# [TASK INSTRUCTIONS]
An exact copy of all the data is required, with pictures left out.

# [RECORDS SHOWN]
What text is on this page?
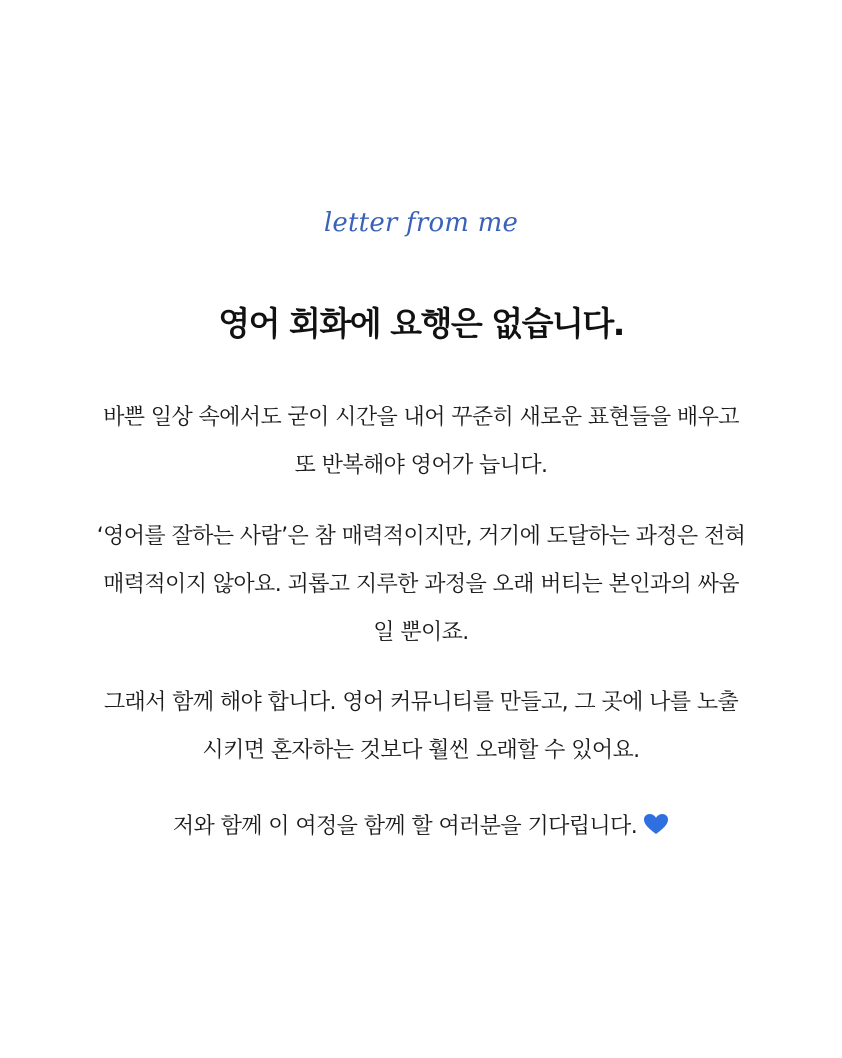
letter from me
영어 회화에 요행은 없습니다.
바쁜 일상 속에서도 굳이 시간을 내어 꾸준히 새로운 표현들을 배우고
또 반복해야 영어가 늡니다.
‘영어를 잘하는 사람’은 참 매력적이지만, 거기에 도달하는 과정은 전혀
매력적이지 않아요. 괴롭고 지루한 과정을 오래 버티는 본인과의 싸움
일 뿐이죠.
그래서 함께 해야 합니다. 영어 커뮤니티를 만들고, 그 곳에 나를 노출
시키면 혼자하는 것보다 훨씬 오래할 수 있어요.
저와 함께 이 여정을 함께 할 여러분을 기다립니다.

# [TASK OUTPUT]
What text is on this page?
letter from me
영어 회화에 요행은 없습니다.
바쁜 일상 속에서도 굳이 시간을 내어 꾸준히 새로운 표현들을 배우고
또 반복해야 영어가 늡니다.
‘영어를 잘하는 사람’은 참 매력적이지만, 거기에 도달하는 과정은 전혀
매력적이지 않아요. 괴롭고 지루한 과정을 오래 버티는 본인과의 싸움
일 뿐이죠.
그래서 함께 해야 합니다. 영어 커뮤니티를 만들고, 그 곳에 나를 노출
시키면 혼자하는 것보다 훨씬 오래할 수 있어요.
저와 함께 이 여정을 함께 할 여러분을 기다립니다.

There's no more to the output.